PROMPT:
Gather all lines in the data that hold the string "test".

TASK MATERIAL:
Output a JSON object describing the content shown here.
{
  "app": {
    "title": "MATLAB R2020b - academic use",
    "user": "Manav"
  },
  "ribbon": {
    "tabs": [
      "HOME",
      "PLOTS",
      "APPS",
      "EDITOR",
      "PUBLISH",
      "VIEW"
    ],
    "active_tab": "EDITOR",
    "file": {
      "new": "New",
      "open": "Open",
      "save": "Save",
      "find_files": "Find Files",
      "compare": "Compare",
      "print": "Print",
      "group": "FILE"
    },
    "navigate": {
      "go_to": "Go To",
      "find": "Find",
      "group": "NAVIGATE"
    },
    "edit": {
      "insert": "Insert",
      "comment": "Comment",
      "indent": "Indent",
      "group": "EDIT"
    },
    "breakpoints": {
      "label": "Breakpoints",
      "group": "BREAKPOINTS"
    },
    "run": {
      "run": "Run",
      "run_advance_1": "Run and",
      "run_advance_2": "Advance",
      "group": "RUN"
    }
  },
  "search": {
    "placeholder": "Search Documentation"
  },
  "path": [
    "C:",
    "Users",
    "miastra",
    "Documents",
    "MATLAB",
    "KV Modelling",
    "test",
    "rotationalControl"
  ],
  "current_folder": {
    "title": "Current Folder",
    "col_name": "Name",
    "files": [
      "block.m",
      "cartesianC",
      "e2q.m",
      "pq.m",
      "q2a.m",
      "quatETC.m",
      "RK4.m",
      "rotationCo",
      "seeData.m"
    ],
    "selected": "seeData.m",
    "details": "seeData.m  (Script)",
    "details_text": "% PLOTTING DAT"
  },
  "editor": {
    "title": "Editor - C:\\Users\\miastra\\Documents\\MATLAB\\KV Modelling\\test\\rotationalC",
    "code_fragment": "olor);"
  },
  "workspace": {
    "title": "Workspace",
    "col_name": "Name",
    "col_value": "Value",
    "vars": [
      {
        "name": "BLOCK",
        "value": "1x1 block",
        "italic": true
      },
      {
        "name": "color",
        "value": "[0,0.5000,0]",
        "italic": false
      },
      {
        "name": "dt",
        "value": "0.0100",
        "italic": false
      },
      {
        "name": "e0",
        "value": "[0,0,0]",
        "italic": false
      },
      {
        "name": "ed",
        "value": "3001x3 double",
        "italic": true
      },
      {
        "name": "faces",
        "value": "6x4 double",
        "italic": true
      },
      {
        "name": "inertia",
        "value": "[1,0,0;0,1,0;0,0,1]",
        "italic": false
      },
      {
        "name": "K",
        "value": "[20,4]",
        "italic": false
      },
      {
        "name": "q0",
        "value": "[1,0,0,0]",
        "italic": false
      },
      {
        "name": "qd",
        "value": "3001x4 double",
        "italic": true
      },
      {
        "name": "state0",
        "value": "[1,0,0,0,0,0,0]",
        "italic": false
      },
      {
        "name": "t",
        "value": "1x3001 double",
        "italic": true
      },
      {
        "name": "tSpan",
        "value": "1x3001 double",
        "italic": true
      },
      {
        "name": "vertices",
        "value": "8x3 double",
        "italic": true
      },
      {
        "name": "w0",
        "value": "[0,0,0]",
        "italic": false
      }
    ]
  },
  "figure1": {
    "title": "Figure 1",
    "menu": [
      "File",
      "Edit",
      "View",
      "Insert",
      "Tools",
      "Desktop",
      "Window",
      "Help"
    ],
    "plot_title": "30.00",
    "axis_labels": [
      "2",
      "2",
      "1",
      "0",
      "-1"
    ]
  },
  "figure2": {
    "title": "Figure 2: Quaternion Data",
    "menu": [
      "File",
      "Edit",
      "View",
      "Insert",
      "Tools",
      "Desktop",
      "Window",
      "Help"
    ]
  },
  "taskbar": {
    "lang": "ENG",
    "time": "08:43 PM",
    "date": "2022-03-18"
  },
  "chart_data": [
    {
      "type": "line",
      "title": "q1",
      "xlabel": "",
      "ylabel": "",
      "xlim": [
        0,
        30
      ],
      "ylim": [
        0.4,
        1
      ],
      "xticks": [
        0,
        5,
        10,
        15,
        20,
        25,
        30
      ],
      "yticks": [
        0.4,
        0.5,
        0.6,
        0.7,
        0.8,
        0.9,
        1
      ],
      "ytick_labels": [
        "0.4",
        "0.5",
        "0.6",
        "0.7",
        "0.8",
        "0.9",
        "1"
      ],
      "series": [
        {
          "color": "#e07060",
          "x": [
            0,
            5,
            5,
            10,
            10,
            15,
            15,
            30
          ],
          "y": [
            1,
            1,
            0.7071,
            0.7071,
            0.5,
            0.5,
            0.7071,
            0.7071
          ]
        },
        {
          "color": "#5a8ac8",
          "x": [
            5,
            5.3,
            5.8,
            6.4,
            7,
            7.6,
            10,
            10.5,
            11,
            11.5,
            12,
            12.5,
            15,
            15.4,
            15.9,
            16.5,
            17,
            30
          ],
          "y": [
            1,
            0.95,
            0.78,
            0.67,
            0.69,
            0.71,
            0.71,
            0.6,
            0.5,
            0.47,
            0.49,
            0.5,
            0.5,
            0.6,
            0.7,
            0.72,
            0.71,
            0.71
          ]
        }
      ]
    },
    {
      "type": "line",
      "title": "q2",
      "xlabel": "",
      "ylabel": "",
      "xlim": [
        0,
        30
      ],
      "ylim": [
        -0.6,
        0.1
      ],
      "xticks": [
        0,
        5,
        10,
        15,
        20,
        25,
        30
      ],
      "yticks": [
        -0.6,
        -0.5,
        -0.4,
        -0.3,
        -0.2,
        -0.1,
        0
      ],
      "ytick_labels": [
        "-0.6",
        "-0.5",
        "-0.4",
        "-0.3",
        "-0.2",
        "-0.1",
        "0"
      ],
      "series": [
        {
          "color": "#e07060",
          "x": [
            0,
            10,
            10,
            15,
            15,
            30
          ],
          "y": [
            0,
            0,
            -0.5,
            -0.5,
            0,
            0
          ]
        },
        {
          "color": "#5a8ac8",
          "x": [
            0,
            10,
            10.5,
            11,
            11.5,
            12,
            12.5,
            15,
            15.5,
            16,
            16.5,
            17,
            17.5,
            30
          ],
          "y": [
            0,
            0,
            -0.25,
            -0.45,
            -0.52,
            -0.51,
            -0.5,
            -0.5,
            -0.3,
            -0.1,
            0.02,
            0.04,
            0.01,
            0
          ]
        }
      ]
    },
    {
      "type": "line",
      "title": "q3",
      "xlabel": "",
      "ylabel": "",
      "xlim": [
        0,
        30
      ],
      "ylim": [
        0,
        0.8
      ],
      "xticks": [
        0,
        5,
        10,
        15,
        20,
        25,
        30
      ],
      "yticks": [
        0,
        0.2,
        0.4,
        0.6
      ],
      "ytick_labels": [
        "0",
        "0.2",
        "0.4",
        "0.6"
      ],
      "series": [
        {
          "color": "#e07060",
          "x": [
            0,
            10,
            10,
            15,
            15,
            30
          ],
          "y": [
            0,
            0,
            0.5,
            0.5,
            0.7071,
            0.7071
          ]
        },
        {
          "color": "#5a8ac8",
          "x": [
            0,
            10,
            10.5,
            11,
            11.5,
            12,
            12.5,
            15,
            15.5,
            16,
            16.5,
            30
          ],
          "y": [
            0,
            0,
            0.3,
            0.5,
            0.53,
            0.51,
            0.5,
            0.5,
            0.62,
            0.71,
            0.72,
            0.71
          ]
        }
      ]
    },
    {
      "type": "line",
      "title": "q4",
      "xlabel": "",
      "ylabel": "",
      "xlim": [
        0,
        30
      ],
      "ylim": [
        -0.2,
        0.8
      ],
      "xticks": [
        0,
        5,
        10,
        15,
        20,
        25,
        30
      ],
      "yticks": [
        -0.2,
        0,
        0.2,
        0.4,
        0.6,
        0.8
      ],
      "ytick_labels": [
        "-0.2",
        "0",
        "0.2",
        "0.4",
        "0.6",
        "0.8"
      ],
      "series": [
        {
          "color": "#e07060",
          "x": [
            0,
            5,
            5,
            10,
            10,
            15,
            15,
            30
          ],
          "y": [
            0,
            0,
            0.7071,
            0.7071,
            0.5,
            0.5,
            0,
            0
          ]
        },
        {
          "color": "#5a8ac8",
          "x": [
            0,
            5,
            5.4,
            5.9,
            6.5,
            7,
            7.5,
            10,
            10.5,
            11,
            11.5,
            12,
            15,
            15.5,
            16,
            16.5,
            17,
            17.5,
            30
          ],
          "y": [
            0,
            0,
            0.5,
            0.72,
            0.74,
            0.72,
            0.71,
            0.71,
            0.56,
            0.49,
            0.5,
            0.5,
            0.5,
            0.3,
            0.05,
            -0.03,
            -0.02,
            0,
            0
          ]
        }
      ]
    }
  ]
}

SOLVED PROBLEM:
    "test",
    "title": "Editor - C:\\Users\\miastra\\Documents\\MATLAB\\KV Modelling\\test\\rotationalC",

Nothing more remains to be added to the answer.